======== Raw records
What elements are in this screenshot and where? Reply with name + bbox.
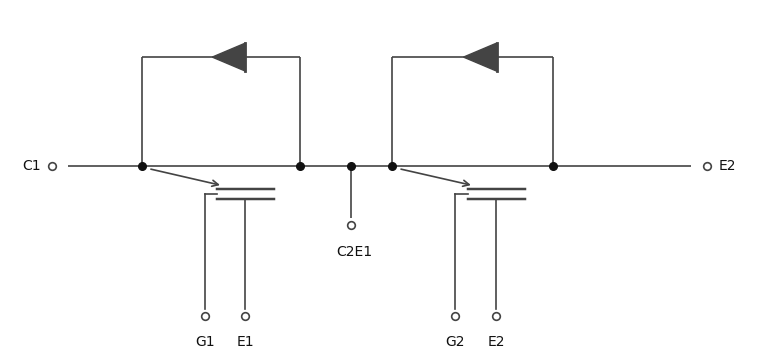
Text: C1: C1 <box>22 159 40 173</box>
Text: C2E1: C2E1 <box>336 245 373 258</box>
Text: G2: G2 <box>445 335 465 349</box>
Text: E1: E1 <box>237 335 254 349</box>
Text: E2: E2 <box>719 159 736 173</box>
Polygon shape <box>213 43 245 71</box>
Text: G1: G1 <box>195 335 215 349</box>
Text: E2: E2 <box>487 335 505 349</box>
Polygon shape <box>464 43 496 71</box>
================
> [Problem to solve] Arrange every line of the listing above as a JSON list of strings, one string per line, omitting blank lines and the picture.

> [Task answer]
[
  "What elements are in this screenshot and where? Reply with name + bbox.",
  "Text: C1: C1 <box>22 159 40 173</box>",
  "Text: C2E1: C2E1 <box>336 245 373 258</box>",
  "Text: G2: G2 <box>445 335 465 349</box>",
  "Text: E1: E1 <box>237 335 254 349</box>",
  "Text: E2: E2 <box>719 159 736 173</box>",
  "Polygon shape <box>213 43 245 71</box>",
  "Text: G1: G1 <box>195 335 215 349</box>",
  "Text: E2: E2 <box>487 335 505 349</box>",
  "Polygon shape <box>464 43 496 71</box>"
]